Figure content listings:
+ + + + + + +

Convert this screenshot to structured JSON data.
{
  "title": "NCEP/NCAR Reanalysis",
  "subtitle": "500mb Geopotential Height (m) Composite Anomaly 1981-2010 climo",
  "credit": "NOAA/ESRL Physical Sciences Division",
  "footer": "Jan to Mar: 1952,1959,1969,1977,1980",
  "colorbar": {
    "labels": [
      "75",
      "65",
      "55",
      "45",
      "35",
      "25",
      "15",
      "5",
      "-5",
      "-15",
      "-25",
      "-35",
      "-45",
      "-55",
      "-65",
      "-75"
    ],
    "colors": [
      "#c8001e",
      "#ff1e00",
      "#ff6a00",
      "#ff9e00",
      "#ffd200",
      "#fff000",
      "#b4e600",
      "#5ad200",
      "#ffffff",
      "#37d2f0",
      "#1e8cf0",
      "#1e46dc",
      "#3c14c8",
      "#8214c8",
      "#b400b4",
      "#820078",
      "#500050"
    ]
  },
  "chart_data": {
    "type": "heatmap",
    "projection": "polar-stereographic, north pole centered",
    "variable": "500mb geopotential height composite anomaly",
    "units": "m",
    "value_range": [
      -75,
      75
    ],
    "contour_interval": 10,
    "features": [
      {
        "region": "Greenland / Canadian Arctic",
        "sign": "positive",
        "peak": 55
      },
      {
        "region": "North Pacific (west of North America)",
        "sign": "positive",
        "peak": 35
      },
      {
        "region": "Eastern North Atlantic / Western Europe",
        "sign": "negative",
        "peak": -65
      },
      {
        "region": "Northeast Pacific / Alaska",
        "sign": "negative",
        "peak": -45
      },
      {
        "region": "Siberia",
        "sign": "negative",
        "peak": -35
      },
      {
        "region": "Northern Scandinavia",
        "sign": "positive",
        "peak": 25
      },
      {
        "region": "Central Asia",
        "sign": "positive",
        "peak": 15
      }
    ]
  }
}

+ + + + + + +

WHAT THIS TASK INVOLVES
Your task is to retype all the records above with nothing left out.

SOLVED EXERCISE
Convert this screenshot to structured JSON data.
{
  "title": "NCEP/NCAR Reanalysis",
  "subtitle": "500mb Geopotential Height (m) Composite Anomaly 1981-2010 climo",
  "credit": "NOAA/ESRL Physical Sciences Division",
  "footer": "Jan to Mar: 1952,1959,1969,1977,1980",
  "colorbar": {
    "labels": [
      "75",
      "65",
      "55",
      "45",
      "35",
      "25",
      "15",
      "5",
      "-5",
      "-15",
      "-25",
      "-35",
      "-45",
      "-55",
      "-65",
      "-75"
    ],
    "colors": [
      "#c8001e",
      "#ff1e00",
      "#ff6a00",
      "#ff9e00",
      "#ffd200",
      "#fff000",
      "#b4e600",
      "#5ad200",
      "#ffffff",
      "#37d2f0",
      "#1e8cf0",
      "#1e46dc",
      "#3c14c8",
      "#8214c8",
      "#b400b4",
      "#820078",
      "#500050"
    ]
  },
  "chart_data": {
    "type": "heatmap",
    "projection": "polar-stereographic, north pole centered",
    "variable": "500mb geopotential height composite anomaly",
    "units": "m",
    "value_range": [
      -75,
      75
    ],
    "contour_interval": 10,
    "features": [
      {
        "region": "Greenland / Canadian Arctic",
        "sign": "positive",
        "peak": 55
      },
      {
        "region": "North Pacific (west of North America)",
        "sign": "positive",
        "peak": 35
      },
      {
        "region": "Eastern North Atlantic / Western Europe",
        "sign": "negative",
        "peak": -65
      },
      {
        "region": "Northeast Pacific / Alaska",
        "sign": "negative",
        "peak": -45
      },
      {
        "region": "Siberia",
        "sign": "negative",
        "peak": -35
      },
      {
        "region": "Northern Scandinavia",
        "sign": "positive",
        "peak": 25
      },
      {
        "region": "Central Asia",
        "sign": "positive",
        "peak": 15
      }
    ]
  }
}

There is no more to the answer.